(WHAT TO DO):
a) Why does the University need SEO codes, according to the passage on Socio-Economic Objectives? Answer in one to three sentences.
b) Transcribe the passage on Socio-Economic Objectives word for word, starting with "The purpose categories" and going on through "Objectives (6 digits).".

(GIVEN PASSAGE):

++++

Socio-Economic Objectives (SEO)
The ANZSRC SEO classification allows R&D activity in Australia and New Zealand to be categorised according to the intended purpose or outcome of the research, rather than the processes or techniques used in order to achieve this objective.
The purpose categories include processes, products, health, education and other social and environmental aspects in Australia and New Zealand that R&D activity aims to improve.
SEO codes are required for both the ERA assessment and the Australian Bureau of Statistics Survey of Research and Development Higher Education reports which the University is required to participate in biennially.
The SEO is a hierarchical classification with four levels, namely Sector (letter), Divisions (2 digits), Groups (4 digits) and Objectives (6 digits).
While the Sector forms part of the hierarchical structure of the SEO, it is used only for grouping divisions for publication of R&D data, not for data collection. Sectors are identified by a letter, while the lower levels of the classification are identified by unique numbers.
Each Division is based on a broad research objective. Groups within each Division are those which are aligned towards the same objective as the Division. Each Group is a collection of related research Objectives. Groups and research objectives are categorised to the Divisions with which they are most closely aligned.
Due to their unique nature some divisions have only one Group within them. For example, the Defence and Expanding Knowledge Divisions each contain only one group. However, these Divisions still follow hierarchical principles and contain a number of Objectives.
Sector E, Expanding Knowledge is for the categorisation of R&D which does not have an identifiable socio-economic objective. This is usually the case for pure basic research or strategic basic research.
The conceptual framework adopted for the development of the SEO uses R&D activities according to the objective or outcome of the research undertaken, rather than the processes and techniques used in the R&D.
Consistent use of the following general procedures should ensure consistent and successful use of the classification among users.

++++

(THE DATA):
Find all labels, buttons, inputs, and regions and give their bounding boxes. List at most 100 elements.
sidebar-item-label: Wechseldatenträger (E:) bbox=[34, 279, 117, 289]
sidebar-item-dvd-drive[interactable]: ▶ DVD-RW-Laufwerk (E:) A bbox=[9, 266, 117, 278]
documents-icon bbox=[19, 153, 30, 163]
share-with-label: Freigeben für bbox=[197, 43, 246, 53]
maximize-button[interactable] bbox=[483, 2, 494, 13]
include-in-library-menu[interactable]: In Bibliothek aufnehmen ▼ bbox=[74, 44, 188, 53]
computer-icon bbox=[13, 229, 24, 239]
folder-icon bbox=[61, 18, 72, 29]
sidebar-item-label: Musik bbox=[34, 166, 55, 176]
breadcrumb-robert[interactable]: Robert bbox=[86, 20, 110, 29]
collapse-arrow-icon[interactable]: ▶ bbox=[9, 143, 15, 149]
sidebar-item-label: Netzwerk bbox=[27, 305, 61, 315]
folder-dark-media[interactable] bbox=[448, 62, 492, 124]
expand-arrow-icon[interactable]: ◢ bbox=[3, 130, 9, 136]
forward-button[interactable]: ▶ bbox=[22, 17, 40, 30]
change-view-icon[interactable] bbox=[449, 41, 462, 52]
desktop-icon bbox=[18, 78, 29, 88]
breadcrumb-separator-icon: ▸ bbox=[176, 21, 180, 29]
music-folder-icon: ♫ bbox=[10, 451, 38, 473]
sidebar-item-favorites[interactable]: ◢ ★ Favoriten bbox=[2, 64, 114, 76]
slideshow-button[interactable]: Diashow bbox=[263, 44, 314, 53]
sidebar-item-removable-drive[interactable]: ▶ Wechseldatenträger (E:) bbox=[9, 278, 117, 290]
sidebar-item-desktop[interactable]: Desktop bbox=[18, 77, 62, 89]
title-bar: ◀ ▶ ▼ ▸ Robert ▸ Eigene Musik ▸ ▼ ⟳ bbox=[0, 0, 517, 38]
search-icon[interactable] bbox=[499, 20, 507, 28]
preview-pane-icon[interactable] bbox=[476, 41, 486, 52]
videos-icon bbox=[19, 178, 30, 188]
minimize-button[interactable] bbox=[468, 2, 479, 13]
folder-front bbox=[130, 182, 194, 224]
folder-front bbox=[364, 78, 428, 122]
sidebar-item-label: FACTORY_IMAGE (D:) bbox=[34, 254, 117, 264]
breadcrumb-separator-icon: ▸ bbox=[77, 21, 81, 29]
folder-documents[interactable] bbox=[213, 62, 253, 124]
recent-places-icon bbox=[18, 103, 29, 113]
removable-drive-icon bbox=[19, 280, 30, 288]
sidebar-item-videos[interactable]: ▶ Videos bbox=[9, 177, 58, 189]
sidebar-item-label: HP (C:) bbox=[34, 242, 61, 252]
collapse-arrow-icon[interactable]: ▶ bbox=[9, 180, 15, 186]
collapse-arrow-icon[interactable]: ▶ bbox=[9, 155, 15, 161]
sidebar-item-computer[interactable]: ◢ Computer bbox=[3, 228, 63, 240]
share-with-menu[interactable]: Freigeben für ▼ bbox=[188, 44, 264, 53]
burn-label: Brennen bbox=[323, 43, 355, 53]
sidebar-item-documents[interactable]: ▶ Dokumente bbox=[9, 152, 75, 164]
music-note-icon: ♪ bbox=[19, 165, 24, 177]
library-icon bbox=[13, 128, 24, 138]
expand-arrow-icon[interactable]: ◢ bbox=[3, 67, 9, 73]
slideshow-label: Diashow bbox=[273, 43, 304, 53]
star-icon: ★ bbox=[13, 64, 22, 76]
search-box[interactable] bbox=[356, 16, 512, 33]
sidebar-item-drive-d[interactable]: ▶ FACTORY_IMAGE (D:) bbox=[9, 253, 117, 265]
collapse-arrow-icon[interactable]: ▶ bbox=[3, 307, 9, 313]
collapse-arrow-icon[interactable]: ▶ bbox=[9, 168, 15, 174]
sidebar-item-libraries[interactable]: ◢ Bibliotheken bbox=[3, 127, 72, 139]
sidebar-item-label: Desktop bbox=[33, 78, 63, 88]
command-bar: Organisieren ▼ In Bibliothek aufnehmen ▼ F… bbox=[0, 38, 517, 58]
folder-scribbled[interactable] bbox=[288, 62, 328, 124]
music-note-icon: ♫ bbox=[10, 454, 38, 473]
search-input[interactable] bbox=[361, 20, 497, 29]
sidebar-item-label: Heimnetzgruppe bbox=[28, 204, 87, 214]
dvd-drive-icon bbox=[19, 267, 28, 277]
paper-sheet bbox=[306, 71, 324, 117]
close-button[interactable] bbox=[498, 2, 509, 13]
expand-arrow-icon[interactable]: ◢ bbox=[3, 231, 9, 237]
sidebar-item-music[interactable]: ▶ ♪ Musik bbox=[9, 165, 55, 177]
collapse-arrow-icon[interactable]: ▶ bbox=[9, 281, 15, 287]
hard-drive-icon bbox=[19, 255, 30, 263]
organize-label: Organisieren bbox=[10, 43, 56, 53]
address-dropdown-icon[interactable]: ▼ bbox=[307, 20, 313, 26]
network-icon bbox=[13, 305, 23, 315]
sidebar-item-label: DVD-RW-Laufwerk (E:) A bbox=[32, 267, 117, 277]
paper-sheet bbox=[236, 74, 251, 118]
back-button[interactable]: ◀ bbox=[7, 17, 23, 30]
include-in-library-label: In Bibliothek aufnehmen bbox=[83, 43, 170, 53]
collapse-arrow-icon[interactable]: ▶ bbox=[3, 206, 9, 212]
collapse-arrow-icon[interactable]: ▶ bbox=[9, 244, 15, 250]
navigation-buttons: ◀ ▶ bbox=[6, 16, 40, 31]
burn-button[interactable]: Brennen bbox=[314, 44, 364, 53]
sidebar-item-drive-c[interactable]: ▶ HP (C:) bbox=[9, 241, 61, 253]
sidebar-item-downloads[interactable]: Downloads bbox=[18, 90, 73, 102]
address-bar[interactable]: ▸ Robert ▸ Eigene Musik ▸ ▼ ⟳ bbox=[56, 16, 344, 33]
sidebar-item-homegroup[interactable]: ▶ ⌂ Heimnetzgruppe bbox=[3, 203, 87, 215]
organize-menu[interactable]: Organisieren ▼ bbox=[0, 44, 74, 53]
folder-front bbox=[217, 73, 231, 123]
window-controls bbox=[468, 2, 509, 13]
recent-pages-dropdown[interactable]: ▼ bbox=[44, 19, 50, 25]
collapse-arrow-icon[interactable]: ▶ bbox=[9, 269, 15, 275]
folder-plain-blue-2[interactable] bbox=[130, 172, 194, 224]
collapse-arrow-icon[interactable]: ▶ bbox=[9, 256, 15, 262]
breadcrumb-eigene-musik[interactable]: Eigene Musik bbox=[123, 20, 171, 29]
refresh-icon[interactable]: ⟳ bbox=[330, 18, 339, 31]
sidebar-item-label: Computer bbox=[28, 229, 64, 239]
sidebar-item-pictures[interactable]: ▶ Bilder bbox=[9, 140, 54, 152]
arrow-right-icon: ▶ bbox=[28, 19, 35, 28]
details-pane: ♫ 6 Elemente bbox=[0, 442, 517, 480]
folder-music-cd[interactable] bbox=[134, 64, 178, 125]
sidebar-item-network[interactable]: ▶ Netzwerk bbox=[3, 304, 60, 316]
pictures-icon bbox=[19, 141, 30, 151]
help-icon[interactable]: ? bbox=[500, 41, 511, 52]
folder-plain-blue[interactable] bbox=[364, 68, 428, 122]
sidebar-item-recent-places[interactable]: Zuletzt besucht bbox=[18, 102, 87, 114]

++++

(ANSWERS TO EACH TASK):
a) SEO codes are required for both the ERA assessment and the Australian Bureau of Statistics Survey of Research and Development Higher Education reports. The University is required to participate in those reports biennially.

b)
The purpose categories include processes, products, health, education and other social and environmental aspects in Australia and New Zealand that R&D activity aims to improve.
SEO codes are required for both the ERA assessment and the Australian Bureau of Statistics Survey of Research and Development Higher Education reports which the University is required to participate in biennially.
The SEO is a hierarchical classification with four levels, namely Sector (letter), Divisions (2 digits), Groups (4 digits) and Objectives (6 digits).